● **WRITTEN EXERCISE**
Each line that follows should be printed again exactly as it stands.

** begin DATA FOR THIS EXERCISE **

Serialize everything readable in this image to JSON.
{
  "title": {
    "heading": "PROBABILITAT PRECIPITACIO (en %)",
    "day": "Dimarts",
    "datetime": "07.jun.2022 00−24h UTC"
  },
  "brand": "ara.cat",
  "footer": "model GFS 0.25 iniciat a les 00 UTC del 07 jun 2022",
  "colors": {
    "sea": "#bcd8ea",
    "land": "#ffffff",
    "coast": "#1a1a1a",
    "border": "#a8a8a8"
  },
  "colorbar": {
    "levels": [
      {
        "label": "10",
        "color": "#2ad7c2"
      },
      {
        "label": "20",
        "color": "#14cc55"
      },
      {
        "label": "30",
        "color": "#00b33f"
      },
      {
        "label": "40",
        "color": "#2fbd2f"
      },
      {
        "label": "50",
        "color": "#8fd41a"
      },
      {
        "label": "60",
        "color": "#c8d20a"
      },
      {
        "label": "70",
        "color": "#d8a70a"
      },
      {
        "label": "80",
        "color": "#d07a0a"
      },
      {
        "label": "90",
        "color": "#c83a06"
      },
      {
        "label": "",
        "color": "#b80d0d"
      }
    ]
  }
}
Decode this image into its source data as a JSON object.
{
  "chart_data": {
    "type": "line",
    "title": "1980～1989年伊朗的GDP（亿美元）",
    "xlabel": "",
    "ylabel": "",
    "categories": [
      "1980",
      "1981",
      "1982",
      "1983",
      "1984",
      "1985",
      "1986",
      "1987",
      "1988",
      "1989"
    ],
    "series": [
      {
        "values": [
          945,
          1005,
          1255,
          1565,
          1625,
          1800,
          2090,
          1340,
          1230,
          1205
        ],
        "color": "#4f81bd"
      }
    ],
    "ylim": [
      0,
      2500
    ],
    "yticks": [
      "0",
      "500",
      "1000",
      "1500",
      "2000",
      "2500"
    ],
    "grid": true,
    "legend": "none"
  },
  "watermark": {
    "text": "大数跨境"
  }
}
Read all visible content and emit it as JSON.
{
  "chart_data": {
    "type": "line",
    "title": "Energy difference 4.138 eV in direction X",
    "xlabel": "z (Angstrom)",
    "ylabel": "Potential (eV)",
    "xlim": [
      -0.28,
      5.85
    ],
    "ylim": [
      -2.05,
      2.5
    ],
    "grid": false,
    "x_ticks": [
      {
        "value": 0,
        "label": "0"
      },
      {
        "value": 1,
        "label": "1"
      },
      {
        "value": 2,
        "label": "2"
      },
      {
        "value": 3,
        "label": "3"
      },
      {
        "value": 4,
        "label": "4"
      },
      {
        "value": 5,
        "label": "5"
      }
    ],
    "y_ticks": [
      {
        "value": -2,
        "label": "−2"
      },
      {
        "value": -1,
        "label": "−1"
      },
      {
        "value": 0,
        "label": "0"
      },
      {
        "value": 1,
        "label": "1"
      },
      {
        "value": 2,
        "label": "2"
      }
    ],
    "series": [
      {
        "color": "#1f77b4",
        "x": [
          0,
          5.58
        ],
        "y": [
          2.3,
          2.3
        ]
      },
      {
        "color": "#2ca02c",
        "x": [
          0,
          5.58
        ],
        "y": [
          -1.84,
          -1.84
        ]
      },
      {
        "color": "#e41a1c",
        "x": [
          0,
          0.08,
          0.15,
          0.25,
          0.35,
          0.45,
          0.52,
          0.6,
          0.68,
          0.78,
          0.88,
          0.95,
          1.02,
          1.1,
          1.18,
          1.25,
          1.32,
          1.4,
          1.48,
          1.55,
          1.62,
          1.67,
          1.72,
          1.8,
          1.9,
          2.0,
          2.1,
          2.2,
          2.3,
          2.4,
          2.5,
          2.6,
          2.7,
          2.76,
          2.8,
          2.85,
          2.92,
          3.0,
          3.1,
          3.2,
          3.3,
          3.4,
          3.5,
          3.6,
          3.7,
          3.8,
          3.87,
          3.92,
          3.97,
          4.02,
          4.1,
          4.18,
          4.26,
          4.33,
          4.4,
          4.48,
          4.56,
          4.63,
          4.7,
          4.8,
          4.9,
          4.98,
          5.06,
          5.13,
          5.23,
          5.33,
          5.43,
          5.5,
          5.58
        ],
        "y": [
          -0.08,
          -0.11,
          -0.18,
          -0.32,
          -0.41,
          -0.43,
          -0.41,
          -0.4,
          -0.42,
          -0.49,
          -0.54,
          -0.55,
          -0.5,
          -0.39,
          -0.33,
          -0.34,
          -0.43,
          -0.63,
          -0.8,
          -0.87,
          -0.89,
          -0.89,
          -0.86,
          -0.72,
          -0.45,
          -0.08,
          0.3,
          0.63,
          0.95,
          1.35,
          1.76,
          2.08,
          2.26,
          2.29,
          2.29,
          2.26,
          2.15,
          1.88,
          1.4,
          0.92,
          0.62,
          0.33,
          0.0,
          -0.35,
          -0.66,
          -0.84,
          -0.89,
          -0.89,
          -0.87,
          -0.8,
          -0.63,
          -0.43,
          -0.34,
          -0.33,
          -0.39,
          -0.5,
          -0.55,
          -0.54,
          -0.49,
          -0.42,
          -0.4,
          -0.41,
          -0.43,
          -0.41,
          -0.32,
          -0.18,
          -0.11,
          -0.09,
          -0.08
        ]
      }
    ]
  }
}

** end DATA FOR THIS EXERCISE **

● **THE OUTPUT**
Serialize everything readable in this image to JSON.
{
  "title": {
    "heading": "PROBABILITAT PRECIPITACIO (en %)",
    "day": "Dimarts",
    "datetime": "07.jun.2022 00−24h UTC"
  },
  "brand": "ara.cat",
  "footer": "model GFS 0.25 iniciat a les 00 UTC del 07 jun 2022",
  "colors": {
    "sea": "#bcd8ea",
    "land": "#ffffff",
    "coast": "#1a1a1a",
    "border": "#a8a8a8"
  },
  "colorbar": {
    "levels": [
      {
        "label": "10",
        "color": "#2ad7c2"
      },
      {
        "label": "20",
        "color": "#14cc55"
      },
      {
        "label": "30",
        "color": "#00b33f"
      },
      {
        "label": "40",
        "color": "#2fbd2f"
      },
      {
        "label": "50",
        "color": "#8fd41a"
      },
      {
        "label": "60",
        "color": "#c8d20a"
      },
      {
        "label": "70",
        "color": "#d8a70a"
      },
      {
        "label": "80",
        "color": "#d07a0a"
      },
      {
        "label": "90",
        "color": "#c83a06"
      },
      {
        "label": "",
        "color": "#b80d0d"
      }
    ]
  }
}
Decode this image into its source data as a JSON object.
{
  "chart_data": {
    "type": "line",
    "title": "1980～1989年伊朗的GDP（亿美元）",
    "xlabel": "",
    "ylabel": "",
    "categories": [
      "1980",
      "1981",
      "1982",
      "1983",
      "1984",
      "1985",
      "1986",
      "1987",
      "1988",
      "1989"
    ],
    "series": [
      {
        "values": [
          945,
          1005,
          1255,
          1565,
          1625,
          1800,
          2090,
          1340,
          1230,
          1205
        ],
        "color": "#4f81bd"
      }
    ],
    "ylim": [
      0,
      2500
    ],
    "yticks": [
      "0",
      "500",
      "1000",
      "1500",
      "2000",
      "2500"
    ],
    "grid": true,
    "legend": "none"
  },
  "watermark": {
    "text": "大数跨境"
  }
}
Read all visible content and emit it as JSON.
{
  "chart_data": {
    "type": "line",
    "title": "Energy difference 4.138 eV in direction X",
    "xlabel": "z (Angstrom)",
    "ylabel": "Potential (eV)",
    "xlim": [
      -0.28,
      5.85
    ],
    "ylim": [
      -2.05,
      2.5
    ],
    "grid": false,
    "x_ticks": [
      {
        "value": 0,
        "label": "0"
      },
      {
        "value": 1,
        "label": "1"
      },
      {
        "value": 2,
        "label": "2"
      },
      {
        "value": 3,
        "label": "3"
      },
      {
        "value": 4,
        "label": "4"
      },
      {
        "value": 5,
        "label": "5"
      }
    ],
    "y_ticks": [
      {
        "value": -2,
        "label": "−2"
      },
      {
        "value": -1,
        "label": "−1"
      },
      {
        "value": 0,
        "label": "0"
      },
      {
        "value": 1,
        "label": "1"
      },
      {
        "value": 2,
        "label": "2"
      }
    ],
    "series": [
      {
        "color": "#1f77b4",
        "x": [
          0,
          5.58
        ],
        "y": [
          2.3,
          2.3
        ]
      },
      {
        "color": "#2ca02c",
        "x": [
          0,
          5.58
        ],
        "y": [
          -1.84,
          -1.84
        ]
      },
      {
        "color": "#e41a1c",
        "x": [
          0,
          0.08,
          0.15,
          0.25,
          0.35,
          0.45,
          0.52,
          0.6,
          0.68,
          0.78,
          0.88,
          0.95,
          1.02,
          1.1,
          1.18,
          1.25,
          1.32,
          1.4,
          1.48,
          1.55,
          1.62,
          1.67,
          1.72,
          1.8,
          1.9,
          2.0,
          2.1,
          2.2,
          2.3,
          2.4,
          2.5,
          2.6,
          2.7,
          2.76,
          2.8,
          2.85,
          2.92,
          3.0,
          3.1,
          3.2,
          3.3,
          3.4,
          3.5,
          3.6,
          3.7,
          3.8,
          3.87,
          3.92,
          3.97,
          4.02,
          4.1,
          4.18,
          4.26,
          4.33,
          4.4,
          4.48,
          4.56,
          4.63,
          4.7,
          4.8,
          4.9,
          4.98,
          5.06,
          5.13,
          5.23,
          5.33,
          5.43,
          5.5,
          5.58
        ],
        "y": [
          -0.08,
          -0.11,
          -0.18,
          -0.32,
          -0.41,
          -0.43,
          -0.41,
          -0.4,
          -0.42,
          -0.49,
          -0.54,
          -0.55,
          -0.5,
          -0.39,
          -0.33,
          -0.34,
          -0.43,
          -0.63,
          -0.8,
          -0.87,
          -0.89,
          -0.89,
          -0.86,
          -0.72,
          -0.45,
          -0.08,
          0.3,
          0.63,
          0.95,
          1.35,
          1.76,
          2.08,
          2.26,
          2.29,
          2.29,
          2.26,
          2.15,
          1.88,
          1.4,
          0.92,
          0.62,
          0.33,
          0.0,
          -0.35,
          -0.66,
          -0.84,
          -0.89,
          -0.89,
          -0.87,
          -0.8,
          -0.63,
          -0.43,
          -0.34,
          -0.33,
          -0.39,
          -0.5,
          -0.55,
          -0.54,
          -0.49,
          -0.42,
          -0.4,
          -0.41,
          -0.43,
          -0.41,
          -0.32,
          -0.18,
          -0.11,
          -0.09,
          -0.08
        ]
      }
    ]
  }
}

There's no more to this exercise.